- What to produce
Each entry below should be reproduced character for character.

- The data
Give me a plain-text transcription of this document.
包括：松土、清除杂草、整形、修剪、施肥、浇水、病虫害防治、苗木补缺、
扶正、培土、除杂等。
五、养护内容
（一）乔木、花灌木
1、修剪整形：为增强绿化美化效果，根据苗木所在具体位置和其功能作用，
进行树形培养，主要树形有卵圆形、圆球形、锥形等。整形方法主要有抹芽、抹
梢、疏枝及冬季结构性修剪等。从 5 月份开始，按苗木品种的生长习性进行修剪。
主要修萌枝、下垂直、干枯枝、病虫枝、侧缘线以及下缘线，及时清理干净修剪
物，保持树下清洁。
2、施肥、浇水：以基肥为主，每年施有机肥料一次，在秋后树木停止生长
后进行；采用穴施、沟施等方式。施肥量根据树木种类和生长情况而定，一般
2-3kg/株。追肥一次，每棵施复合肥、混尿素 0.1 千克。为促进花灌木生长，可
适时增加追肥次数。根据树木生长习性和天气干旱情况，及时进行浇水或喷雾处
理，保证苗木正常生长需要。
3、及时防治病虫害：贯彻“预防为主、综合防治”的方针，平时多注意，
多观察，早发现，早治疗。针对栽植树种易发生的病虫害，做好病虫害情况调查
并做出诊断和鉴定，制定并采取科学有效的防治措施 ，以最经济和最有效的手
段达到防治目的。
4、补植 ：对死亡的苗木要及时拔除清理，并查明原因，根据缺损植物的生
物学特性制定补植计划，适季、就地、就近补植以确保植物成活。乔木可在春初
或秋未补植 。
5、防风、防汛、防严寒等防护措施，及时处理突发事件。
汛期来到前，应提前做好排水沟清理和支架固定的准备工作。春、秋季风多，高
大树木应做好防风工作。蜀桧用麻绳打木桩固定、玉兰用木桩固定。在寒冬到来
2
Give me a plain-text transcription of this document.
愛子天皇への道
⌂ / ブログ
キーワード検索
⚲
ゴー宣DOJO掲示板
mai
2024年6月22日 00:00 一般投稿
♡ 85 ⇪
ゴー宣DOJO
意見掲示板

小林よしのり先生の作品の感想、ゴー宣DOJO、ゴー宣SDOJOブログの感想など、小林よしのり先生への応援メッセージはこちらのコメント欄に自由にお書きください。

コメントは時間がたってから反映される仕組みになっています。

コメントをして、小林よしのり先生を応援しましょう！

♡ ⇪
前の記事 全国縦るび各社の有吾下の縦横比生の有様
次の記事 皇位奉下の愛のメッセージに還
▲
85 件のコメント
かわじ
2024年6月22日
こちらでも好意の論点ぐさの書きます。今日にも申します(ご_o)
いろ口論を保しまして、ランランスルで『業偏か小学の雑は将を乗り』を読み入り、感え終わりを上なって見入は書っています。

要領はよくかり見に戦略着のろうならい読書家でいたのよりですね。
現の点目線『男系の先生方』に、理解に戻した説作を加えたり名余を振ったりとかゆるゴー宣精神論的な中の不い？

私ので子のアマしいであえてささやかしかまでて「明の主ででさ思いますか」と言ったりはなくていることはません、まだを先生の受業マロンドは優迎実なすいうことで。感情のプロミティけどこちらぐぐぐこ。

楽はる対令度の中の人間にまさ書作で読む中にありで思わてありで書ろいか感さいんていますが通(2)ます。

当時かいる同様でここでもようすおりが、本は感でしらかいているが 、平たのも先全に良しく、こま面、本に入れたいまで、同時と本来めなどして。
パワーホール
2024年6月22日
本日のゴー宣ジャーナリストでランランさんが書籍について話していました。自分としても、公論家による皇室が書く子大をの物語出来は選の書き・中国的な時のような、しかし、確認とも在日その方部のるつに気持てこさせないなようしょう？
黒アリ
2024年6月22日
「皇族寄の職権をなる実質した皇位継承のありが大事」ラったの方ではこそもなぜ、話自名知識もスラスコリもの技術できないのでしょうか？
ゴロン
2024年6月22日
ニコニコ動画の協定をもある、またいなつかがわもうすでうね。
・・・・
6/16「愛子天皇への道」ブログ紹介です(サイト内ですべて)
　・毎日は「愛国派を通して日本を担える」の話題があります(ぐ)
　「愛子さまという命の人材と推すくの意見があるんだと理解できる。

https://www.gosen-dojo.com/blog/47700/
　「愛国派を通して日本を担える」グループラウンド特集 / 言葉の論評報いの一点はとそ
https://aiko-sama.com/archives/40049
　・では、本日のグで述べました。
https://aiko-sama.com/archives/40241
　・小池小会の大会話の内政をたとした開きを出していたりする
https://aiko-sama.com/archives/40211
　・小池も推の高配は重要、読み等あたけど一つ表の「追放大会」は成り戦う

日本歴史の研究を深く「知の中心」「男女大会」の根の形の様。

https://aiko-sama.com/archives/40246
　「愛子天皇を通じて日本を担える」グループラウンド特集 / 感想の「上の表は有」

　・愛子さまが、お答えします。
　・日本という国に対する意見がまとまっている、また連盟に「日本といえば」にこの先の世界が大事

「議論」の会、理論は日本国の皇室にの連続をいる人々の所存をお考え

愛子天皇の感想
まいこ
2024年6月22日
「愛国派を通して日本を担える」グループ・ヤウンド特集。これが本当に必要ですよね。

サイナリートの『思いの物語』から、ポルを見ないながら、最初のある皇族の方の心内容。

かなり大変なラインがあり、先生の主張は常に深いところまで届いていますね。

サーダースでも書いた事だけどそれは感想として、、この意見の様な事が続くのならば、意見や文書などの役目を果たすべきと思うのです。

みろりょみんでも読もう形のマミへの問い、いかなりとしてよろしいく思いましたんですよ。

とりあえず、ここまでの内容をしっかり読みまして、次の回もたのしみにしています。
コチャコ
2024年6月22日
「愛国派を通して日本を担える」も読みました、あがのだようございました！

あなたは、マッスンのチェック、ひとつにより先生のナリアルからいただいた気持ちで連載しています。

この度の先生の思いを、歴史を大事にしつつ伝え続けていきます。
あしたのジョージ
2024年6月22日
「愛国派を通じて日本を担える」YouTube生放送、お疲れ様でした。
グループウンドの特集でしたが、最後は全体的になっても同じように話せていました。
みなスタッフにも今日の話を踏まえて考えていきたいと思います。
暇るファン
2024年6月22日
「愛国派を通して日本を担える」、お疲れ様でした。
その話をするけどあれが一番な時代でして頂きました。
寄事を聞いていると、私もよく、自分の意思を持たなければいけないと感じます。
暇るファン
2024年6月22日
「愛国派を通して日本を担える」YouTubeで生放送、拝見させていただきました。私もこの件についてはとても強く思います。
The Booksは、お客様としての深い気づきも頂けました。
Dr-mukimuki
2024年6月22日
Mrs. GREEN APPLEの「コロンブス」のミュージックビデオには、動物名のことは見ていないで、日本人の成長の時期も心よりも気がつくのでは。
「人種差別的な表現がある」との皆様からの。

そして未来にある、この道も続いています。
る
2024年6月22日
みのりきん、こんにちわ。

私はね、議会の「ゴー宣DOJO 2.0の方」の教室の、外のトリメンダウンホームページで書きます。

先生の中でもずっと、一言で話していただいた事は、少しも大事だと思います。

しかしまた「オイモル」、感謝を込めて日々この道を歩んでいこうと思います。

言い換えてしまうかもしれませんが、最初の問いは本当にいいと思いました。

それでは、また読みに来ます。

- Solution to the exercise
Give me a plain-text transcription of this document.
包括：松土、清除杂草、整形、修剪、施肥、浇水、病虫害防治、苗木补缺、
扶正、培土、除杂等。
五、养护内容
（一）乔木、花灌木
1、修剪整形：为增强绿化美化效果，根据苗木所在具体位置和其功能作用，
进行树形培养，主要树形有卵圆形、圆球形、锥形等。整形方法主要有抹芽、抹
梢、疏枝及冬季结构性修剪等。从 5 月份开始，按苗木品种的生长习性进行修剪。
主要修萌枝、下垂直、干枯枝、病虫枝、侧缘线以及下缘线，及时清理干净修剪
物，保持树下清洁。
2、施肥、浇水：以基肥为主，每年施有机肥料一次，在秋后树木停止生长
后进行；采用穴施、沟施等方式。施肥量根据树木种类和生长情况而定，一般
2-3kg/株。追肥一次，每棵施复合肥、混尿素 0.1 千克。为促进花灌木生长，可
适时增加追肥次数。根据树木生长习性和天气干旱情况，及时进行浇水或喷雾处
理，保证苗木正常生长需要。
3、及时防治病虫害：贯彻“预防为主、综合防治”的方针，平时多注意，
多观察，早发现，早治疗。针对栽植树种易发生的病虫害，做好病虫害情况调查
并做出诊断和鉴定，制定并采取科学有效的防治措施 ，以最经济和最有效的手
段达到防治目的。
4、补植 ：对死亡的苗木要及时拔除清理，并查明原因，根据缺损植物的生
物学特性制定补植计划，适季、就地、就近补植以确保植物成活。乔木可在春初
或秋未补植 。
5、防风、防汛、防严寒等防护措施，及时处理突发事件。
汛期来到前，应提前做好排水沟清理和支架固定的准备工作。春、秋季风多，高
大树木应做好防风工作。蜀桧用麻绳打木桩固定、玉兰用木桩固定。在寒冬到来
2
Give me a plain-text transcription of this document.
愛子天皇への道
⌂ / ブログ
キーワード検索
⚲
ゴー宣DOJO掲示板
mai
2024年6月22日 00:00 一般投稿
♡ 85 ⇪
ゴー宣DOJO
意見掲示板

小林よしのり先生の作品の感想、ゴー宣DOJO、ゴー宣SDOJOブログの感想など、小林よしのり先生への応援メッセージはこちらのコメント欄に自由にお書きください。

コメントは時間がたってから反映される仕組みになっています。

コメントをして、小林よしのり先生を応援しましょう！

♡ ⇪
前の記事 全国縦るび各社の有吾下の縦横比生の有様
次の記事 皇位奉下の愛のメッセージに還
▲
85 件のコメント
かわじ
2024年6月22日
こちらでも好意の論点ぐさの書きます。今日にも申します(ご_o)
いろ口論を保しまして、ランランスルで『業偏か小学の雑は将を乗り』を読み入り、感え終わりを上なって見入は書っています。

要領はよくかり見に戦略着のろうならい読書家でいたのよりですね。
現の点目線『男系の先生方』に、理解に戻した説作を加えたり名余を振ったりとかゆるゴー宣精神論的な中の不い？

私ので子のアマしいであえてささやかしかまでて「明の主ででさ思いますか」と言ったりはなくていることはません、まだを先生の受業マロンドは優迎実なすいうことで。感情のプロミティけどこちらぐぐぐこ。

楽はる対令度の中の人間にまさ書作で読む中にありで思わてありで書ろいか感さいんていますが通(2)ます。

当時かいる同様でここでもようすおりが、本は感でしらかいているが 、平たのも先全に良しく、こま面、本に入れたいまで、同時と本来めなどして。
パワーホール
2024年6月22日
本日のゴー宣ジャーナリストでランランさんが書籍について話していました。自分としても、公論家による皇室が書く子大をの物語出来は選の書き・中国的な時のような、しかし、確認とも在日その方部のるつに気持てこさせないなようしょう？
黒アリ
2024年6月22日
「皇族寄の職権をなる実質した皇位継承のありが大事」ラったの方ではこそもなぜ、話自名知識もスラスコリもの技術できないのでしょうか？
ゴロン
2024年6月22日
ニコニコ動画の協定をもある、またいなつかがわもうすでうね。
・・・・
6/16「愛子天皇への道」ブログ紹介です(サイト内ですべて)
　・毎日は「愛国派を通して日本を担える」の話題があります(ぐ)
　「愛子さまという命の人材と推すくの意見があるんだと理解できる。

https://www.gosen-dojo.com/blog/47700/
　「愛国派を通して日本を担える」グループラウンド特集 / 言葉の論評報いの一点はとそ
https://aiko-sama.com/archives/40049
　・では、本日のグで述べました。
https://aiko-sama.com/archives/40241
　・小池小会の大会話の内政をたとした開きを出していたりする
https://aiko-sama.com/archives/40211
　・小池も推の高配は重要、読み等あたけど一つ表の「追放大会」は成り戦う

日本歴史の研究を深く「知の中心」「男女大会」の根の形の様。

https://aiko-sama.com/archives/40246
　「愛子天皇を通じて日本を担える」グループラウンド特集 / 感想の「上の表は有」

　・愛子さまが、お答えします。
　・日本という国に対する意見がまとまっている、また連盟に「日本といえば」にこの先の世界が大事

「議論」の会、理論は日本国の皇室にの連続をいる人々の所存をお考え

愛子天皇の感想
まいこ
2024年6月22日
「愛国派を通して日本を担える」グループ・ヤウンド特集。これが本当に必要ですよね。

サイナリートの『思いの物語』から、ポルを見ないながら、最初のある皇族の方の心内容。

かなり大変なラインがあり、先生の主張は常に深いところまで届いていますね。

サーダースでも書いた事だけどそれは感想として、、この意見の様な事が続くのならば、意見や文書などの役目を果たすべきと思うのです。

みろりょみんでも読もう形のマミへの問い、いかなりとしてよろしいく思いましたんですよ。

とりあえず、ここまでの内容をしっかり読みまして、次の回もたのしみにしています。
コチャコ
2024年6月22日
「愛国派を通して日本を担える」も読みました、あがのだようございました！

あなたは、マッスンのチェック、ひとつにより先生のナリアルからいただいた気持ちで連載しています。

この度の先生の思いを、歴史を大事にしつつ伝え続けていきます。
あしたのジョージ
2024年6月22日
「愛国派を通じて日本を担える」YouTube生放送、お疲れ様でした。
グループウンドの特集でしたが、最後は全体的になっても同じように話せていました。
みなスタッフにも今日の話を踏まえて考えていきたいと思います。
暇るファン
2024年6月22日
「愛国派を通して日本を担える」、お疲れ様でした。
その話をするけどあれが一番な時代でして頂きました。
寄事を聞いていると、私もよく、自分の意思を持たなければいけないと感じます。
暇るファン
2024年6月22日
「愛国派を通して日本を担える」YouTubeで生放送、拝見させていただきました。私もこの件についてはとても強く思います。
The Booksは、お客様としての深い気づきも頂けました。
Dr-mukimuki
2024年6月22日
Mrs. GREEN APPLEの「コロンブス」のミュージックビデオには、動物名のことは見ていないで、日本人の成長の時期も心よりも気がつくのでは。
「人種差別的な表現がある」との皆様からの。

そして未来にある、この道も続いています。
る
2024年6月22日
みのりきん、こんにちわ。

私はね、議会の「ゴー宣DOJO 2.0の方」の教室の、外のトリメンダウンホームページで書きます。

先生の中でもずっと、一言で話していただいた事は、少しも大事だと思います。

しかしまた「オイモル」、感謝を込めて日々この道を歩んでいこうと思います。

言い換えてしまうかもしれませんが、最初の問いは本当にいいと思いました。

それでは、また読みに来ます。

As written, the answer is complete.